| YOUR TASK |
Transcribe the listing exactly, leaving out every picture.

************

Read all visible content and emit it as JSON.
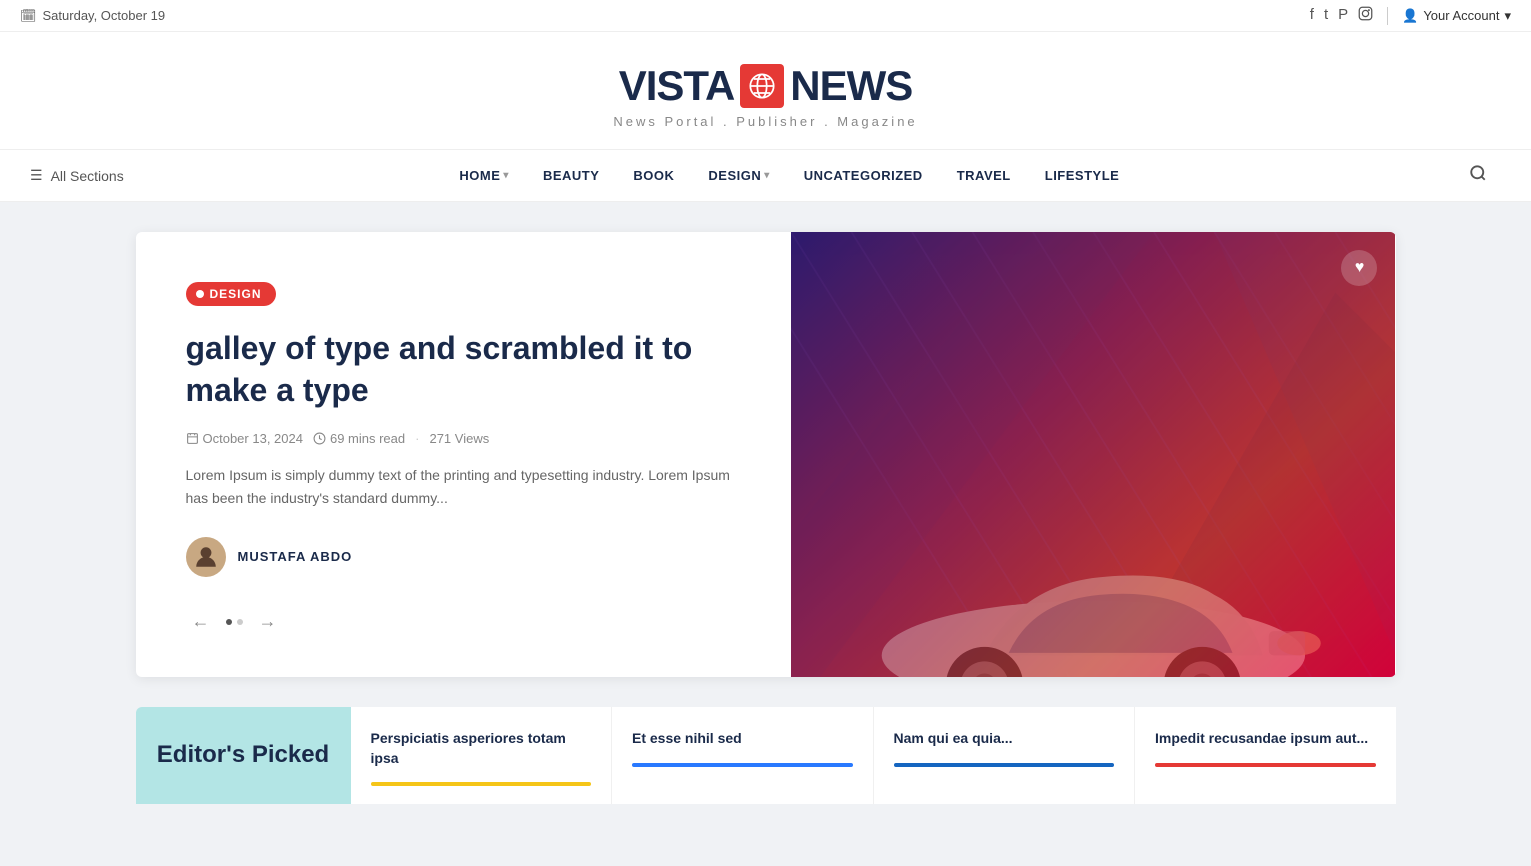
{
  "topbar": {
    "date": "Saturday, October 19",
    "social": [
      "f",
      "t",
      "p",
      "i"
    ],
    "account_label": "Your Account"
  },
  "header": {
    "logo_vista": "VISTA",
    "logo_news": "NEWS",
    "tagline": "News Portal  .  Publisher  .  Magazine"
  },
  "nav": {
    "all_sections": "All Sections",
    "items": [
      {
        "label": "HOME",
        "has_dropdown": true
      },
      {
        "label": "BEAUTY",
        "has_dropdown": false
      },
      {
        "label": "BOOK",
        "has_dropdown": false
      },
      {
        "label": "DESIGN",
        "has_dropdown": true
      },
      {
        "label": "UNCATEGORIZED",
        "has_dropdown": false
      },
      {
        "label": "TRAVEL",
        "has_dropdown": false
      },
      {
        "label": "LIFESTYLE",
        "has_dropdown": false
      }
    ]
  },
  "featured": {
    "category": "DESIGN",
    "title": "galley of type and scrambled it to make a type",
    "date": "October 13, 2024",
    "read_time": "69 mins read",
    "views": "271 Views",
    "excerpt": "Lorem Ipsum is simply dummy text of the printing and typesetting industry. Lorem Ipsum has been the industry's standard dummy...",
    "author_name": "MUSTAFA ABDO"
  },
  "editors_picked": {
    "section_title": "Editor's Picked",
    "items": [
      {
        "title": "Perspiciatis asperiores totam ipsa",
        "bar_color": "bar-yellow"
      },
      {
        "title": "Et esse nihil sed",
        "bar_color": "bar-blue"
      },
      {
        "title": "Nam qui ea quia...",
        "bar_color": "bar-blue2"
      },
      {
        "title": "Impedit recusandae ipsum aut...",
        "bar_color": "bar-red"
      }
    ]
  },
  "icons": {
    "hamburger": "☰",
    "search": "🔍",
    "chevron_down": "▾",
    "arrow_left": "←",
    "arrow_right": "→",
    "heart": "♥",
    "calendar": "📅",
    "clock": "🕐",
    "user": "👤"
  }
}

************

| RESULT OF THIS EXERCISE |
Read all visible content and emit it as JSON.
{
  "topbar": {
    "date": "Saturday, October 19",
    "social": [
      "f",
      "t",
      "p",
      "i"
    ],
    "account_label": "Your Account"
  },
  "header": {
    "logo_vista": "VISTA",
    "logo_news": "NEWS",
    "tagline": "News Portal  .  Publisher  .  Magazine"
  },
  "nav": {
    "all_sections": "All Sections",
    "items": [
      {
        "label": "HOME",
        "has_dropdown": true
      },
      {
        "label": "BEAUTY",
        "has_dropdown": false
      },
      {
        "label": "BOOK",
        "has_dropdown": false
      },
      {
        "label": "DESIGN",
        "has_dropdown": true
      },
      {
        "label": "UNCATEGORIZED",
        "has_dropdown": false
      },
      {
        "label": "TRAVEL",
        "has_dropdown": false
      },
      {
        "label": "LIFESTYLE",
        "has_dropdown": false
      }
    ]
  },
  "featured": {
    "category": "DESIGN",
    "title": "galley of type and scrambled it to make a type",
    "date": "October 13, 2024",
    "read_time": "69 mins read",
    "views": "271 Views",
    "excerpt": "Lorem Ipsum is simply dummy text of the printing and typesetting industry. Lorem Ipsum has been the industry's standard dummy...",
    "author_name": "MUSTAFA ABDO"
  },
  "editors_picked": {
    "section_title": "Editor's Picked",
    "items": [
      {
        "title": "Perspiciatis asperiores totam ipsa",
        "bar_color": "bar-yellow"
      },
      {
        "title": "Et esse nihil sed",
        "bar_color": "bar-blue"
      },
      {
        "title": "Nam qui ea quia...",
        "bar_color": "bar-blue2"
      },
      {
        "title": "Impedit recusandae ipsum aut...",
        "bar_color": "bar-red"
      }
    ]
  },
  "icons": {
    "hamburger": "☰",
    "search": "🔍",
    "chevron_down": "▾",
    "arrow_left": "←",
    "arrow_right": "→",
    "heart": "♥",
    "calendar": "📅",
    "clock": "🕐",
    "user": "👤"
  }
}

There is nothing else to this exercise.